### Task to complete:
Repeat all the records exactly, omitting pictures.

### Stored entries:
※

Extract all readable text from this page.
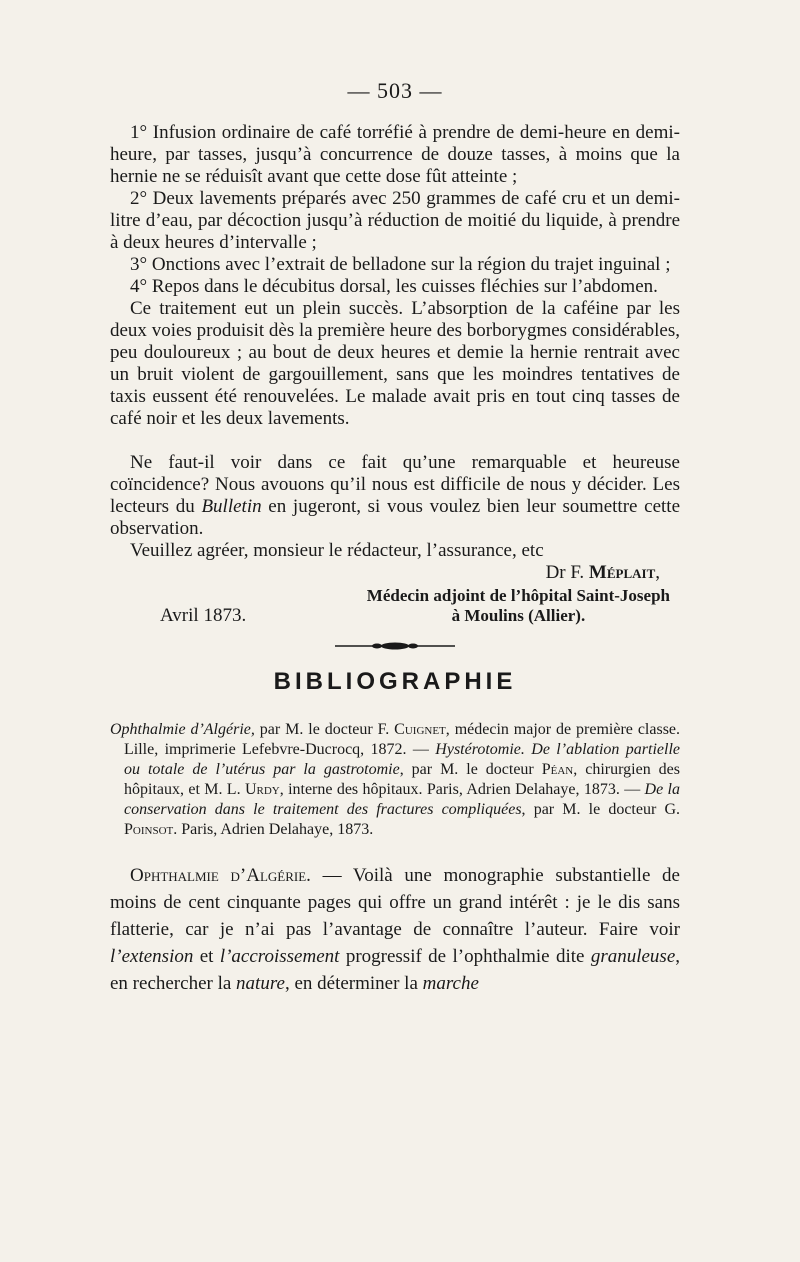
— 503 —

1° Infusion ordinaire de café torréfié à prendre de demi-heure en demi-heure, par tasses, jusqu’à concurrence de douze tasses, à moins que la hernie ne se réduisît avant que cette dose fût atteinte ;

2° Deux lavements préparés avec 250 grammes de café cru et un demi-litre d’eau, par décoction jusqu’à réduction de moitié du liquide, à prendre à deux heures d’intervalle ;

3° Onctions avec l’extrait de belladone sur la région du trajet inguinal ;

4° Repos dans le décubitus dorsal, les cuisses fléchies sur l’abdomen.

Ce traitement eut un plein succès. L’absorption de la caféine par les deux voies produisit dès la première heure des borborygmes considérables, peu douloureux ; au bout de deux heures et demie la hernie rentrait avec un bruit violent de gargouillement, sans que les moindres tentatives de taxis eussent été renouvelées. Le malade avait pris en tout cinq tasses de café noir et les deux lavements.

Ne faut-il voir dans ce fait qu’une remarquable et heureuse coïncidence? Nous avouons qu’il nous est difficile de nous y décider. Les lecteurs du Bulletin en jugeront, si vous voulez bien leur soumettre cette observation.

Veuillez agréer, monsieur le rédacteur, l’assurance, etc

Dr F. Méplait,
Avril 1873.
Médecin adjoint de l’hôpital Saint-Joseph
à Moulins (Allier).
BIBLIOGRAPHIE

Ophthalmie d’Algérie, par M. le docteur F. Cuignet, médecin major de première classe. Lille, imprimerie Lefebvre-Ducrocq, 1872. — Hystérotomie. De l’ablation partielle ou totale de l’utérus par la gastrotomie, par M. le docteur Péan, chirurgien des hôpitaux, et M. L. Urdy, interne des hôpitaux. Paris, Adrien Delahaye, 1873. — De la conservation dans le traitement des fractures compliquées, par M. le docteur G. Poinsot. Paris, Adrien Delahaye, 1873.

Ophthalmie d’Algérie. — Voilà une monographie substantielle de moins de cent cinquante pages qui offre un grand intérêt : je le dis sans flatterie, car je n’ai pas l’avantage de connaître l’auteur. Faire voir l’extension et l’accroissement progressif de l’ophthalmie dite granuleuse, en rechercher la nature, en déterminer la marche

※

### Finished exercise:
Extract all readable text from this page.
— 503 —

1° Infusion ordinaire de café torréfié à prendre de demi-heure en demi-heure, par tasses, jusqu’à concurrence de douze tasses, à moins que la hernie ne se réduisît avant que cette dose fût atteinte ;

2° Deux lavements préparés avec 250 grammes de café cru et un demi-litre d’eau, par décoction jusqu’à réduction de moitié du liquide, à prendre à deux heures d’intervalle ;

3° Onctions avec l’extrait de belladone sur la région du trajet inguinal ;

4° Repos dans le décubitus dorsal, les cuisses fléchies sur l’abdomen.

Ce traitement eut un plein succès. L’absorption de la caféine par les deux voies produisit dès la première heure des borborygmes considérables, peu douloureux ; au bout de deux heures et demie la hernie rentrait avec un bruit violent de gargouillement, sans que les moindres tentatives de taxis eussent été renouvelées. Le malade avait pris en tout cinq tasses de café noir et les deux lavements.

Ne faut-il voir dans ce fait qu’une remarquable et heureuse coïncidence? Nous avouons qu’il nous est difficile de nous y décider. Les lecteurs du Bulletin en jugeront, si vous voulez bien leur soumettre cette observation.

Veuillez agréer, monsieur le rédacteur, l’assurance, etc

Dr F. Méplait,
Avril 1873.
Médecin adjoint de l’hôpital Saint-Joseph
à Moulins (Allier).
BIBLIOGRAPHIE

Ophthalmie d’Algérie, par M. le docteur F. Cuignet, médecin major de première classe. Lille, imprimerie Lefebvre-Ducrocq, 1872. — Hystérotomie. De l’ablation partielle ou totale de l’utérus par la gastrotomie, par M. le docteur Péan, chirurgien des hôpitaux, et M. L. Urdy, interne des hôpitaux. Paris, Adrien Delahaye, 1873. — De la conservation dans le traitement des fractures compliquées, par M. le docteur G. Poinsot. Paris, Adrien Delahaye, 1873.

Ophthalmie d’Algérie. — Voilà une monographie substantielle de moins de cent cinquante pages qui offre un grand intérêt : je le dis sans flatterie, car je n’ai pas l’avantage de connaître l’auteur. Faire voir l’extension et l’accroissement progressif de l’ophthalmie dite granuleuse, en rechercher la nature, en déterminer la marche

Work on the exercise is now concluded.